> **Given instruction**
All the entries need to be quoted exactly, apart from the pictures, which you should drop.

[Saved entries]
* BEGIN *
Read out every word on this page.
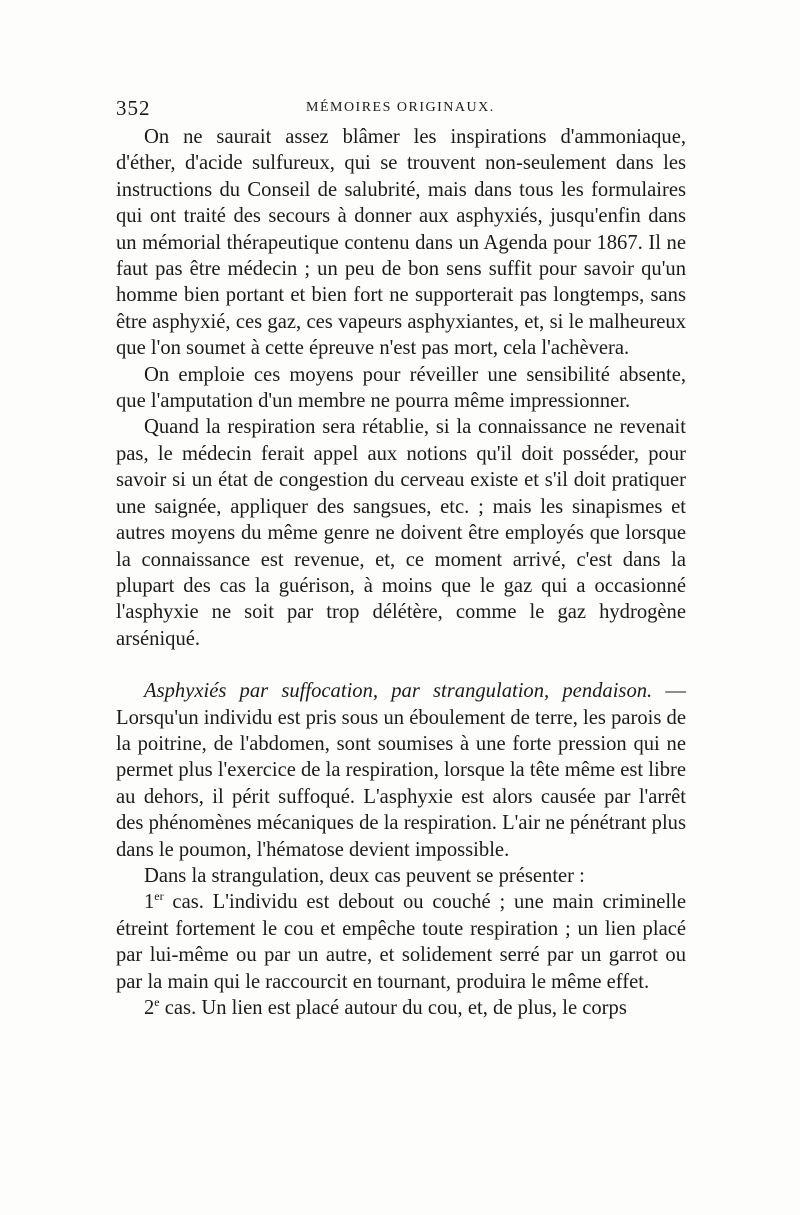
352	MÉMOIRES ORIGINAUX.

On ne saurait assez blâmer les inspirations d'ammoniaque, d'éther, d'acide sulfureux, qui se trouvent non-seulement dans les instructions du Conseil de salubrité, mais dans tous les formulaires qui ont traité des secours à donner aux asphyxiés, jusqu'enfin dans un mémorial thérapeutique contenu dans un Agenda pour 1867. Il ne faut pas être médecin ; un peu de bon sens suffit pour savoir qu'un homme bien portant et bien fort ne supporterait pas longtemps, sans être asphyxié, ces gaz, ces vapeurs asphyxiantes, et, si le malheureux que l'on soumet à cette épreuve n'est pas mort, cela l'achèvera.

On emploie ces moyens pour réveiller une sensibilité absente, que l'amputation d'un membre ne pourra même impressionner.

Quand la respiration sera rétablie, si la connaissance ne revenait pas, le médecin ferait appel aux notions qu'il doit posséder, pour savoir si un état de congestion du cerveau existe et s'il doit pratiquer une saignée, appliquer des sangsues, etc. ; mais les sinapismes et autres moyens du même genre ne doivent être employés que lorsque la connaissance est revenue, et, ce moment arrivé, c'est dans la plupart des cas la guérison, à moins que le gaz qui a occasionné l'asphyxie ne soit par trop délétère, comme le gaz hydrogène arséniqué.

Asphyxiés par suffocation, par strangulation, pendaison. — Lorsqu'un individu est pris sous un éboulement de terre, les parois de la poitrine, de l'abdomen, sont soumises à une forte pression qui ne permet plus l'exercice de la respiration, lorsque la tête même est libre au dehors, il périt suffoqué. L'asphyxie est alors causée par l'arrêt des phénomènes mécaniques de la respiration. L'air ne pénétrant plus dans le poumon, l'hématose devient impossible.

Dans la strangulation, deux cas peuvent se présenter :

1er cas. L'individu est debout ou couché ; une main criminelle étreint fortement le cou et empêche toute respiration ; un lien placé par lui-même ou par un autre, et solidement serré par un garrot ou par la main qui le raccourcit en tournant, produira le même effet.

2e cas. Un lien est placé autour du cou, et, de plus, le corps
* END *
> **The reply**
Read out every word on this page.
352	MÉMOIRES ORIGINAUX.

On ne saurait assez blâmer les inspirations d'ammoniaque, d'éther, d'acide sulfureux, qui se trouvent non-seulement dans les instructions du Conseil de salubrité, mais dans tous les formulaires qui ont traité des secours à donner aux asphyxiés, jusqu'enfin dans un mémorial thérapeutique contenu dans un Agenda pour 1867. Il ne faut pas être médecin ; un peu de bon sens suffit pour savoir qu'un homme bien portant et bien fort ne supporterait pas longtemps, sans être asphyxié, ces gaz, ces vapeurs asphyxiantes, et, si le malheureux que l'on soumet à cette épreuve n'est pas mort, cela l'achèvera.

On emploie ces moyens pour réveiller une sensibilité absente, que l'amputation d'un membre ne pourra même impressionner.

Quand la respiration sera rétablie, si la connaissance ne revenait pas, le médecin ferait appel aux notions qu'il doit posséder, pour savoir si un état de congestion du cerveau existe et s'il doit pratiquer une saignée, appliquer des sangsues, etc. ; mais les sinapismes et autres moyens du même genre ne doivent être employés que lorsque la connaissance est revenue, et, ce moment arrivé, c'est dans la plupart des cas la guérison, à moins que le gaz qui a occasionné l'asphyxie ne soit par trop délétère, comme le gaz hydrogène arséniqué.

Asphyxiés par suffocation, par strangulation, pendaison. — Lorsqu'un individu est pris sous un éboulement de terre, les parois de la poitrine, de l'abdomen, sont soumises à une forte pression qui ne permet plus l'exercice de la respiration, lorsque la tête même est libre au dehors, il périt suffoqué. L'asphyxie est alors causée par l'arrêt des phénomènes mécaniques de la respiration. L'air ne pénétrant plus dans le poumon, l'hématose devient impossible.

Dans la strangulation, deux cas peuvent se présenter :

1er cas. L'individu est debout ou couché ; une main criminelle étreint fortement le cou et empêche toute respiration ; un lien placé par lui-même ou par un autre, et solidement serré par un garrot ou par la main qui le raccourcit en tournant, produira le même effet.

2e cas. Un lien est placé autour du cou, et, de plus, le corps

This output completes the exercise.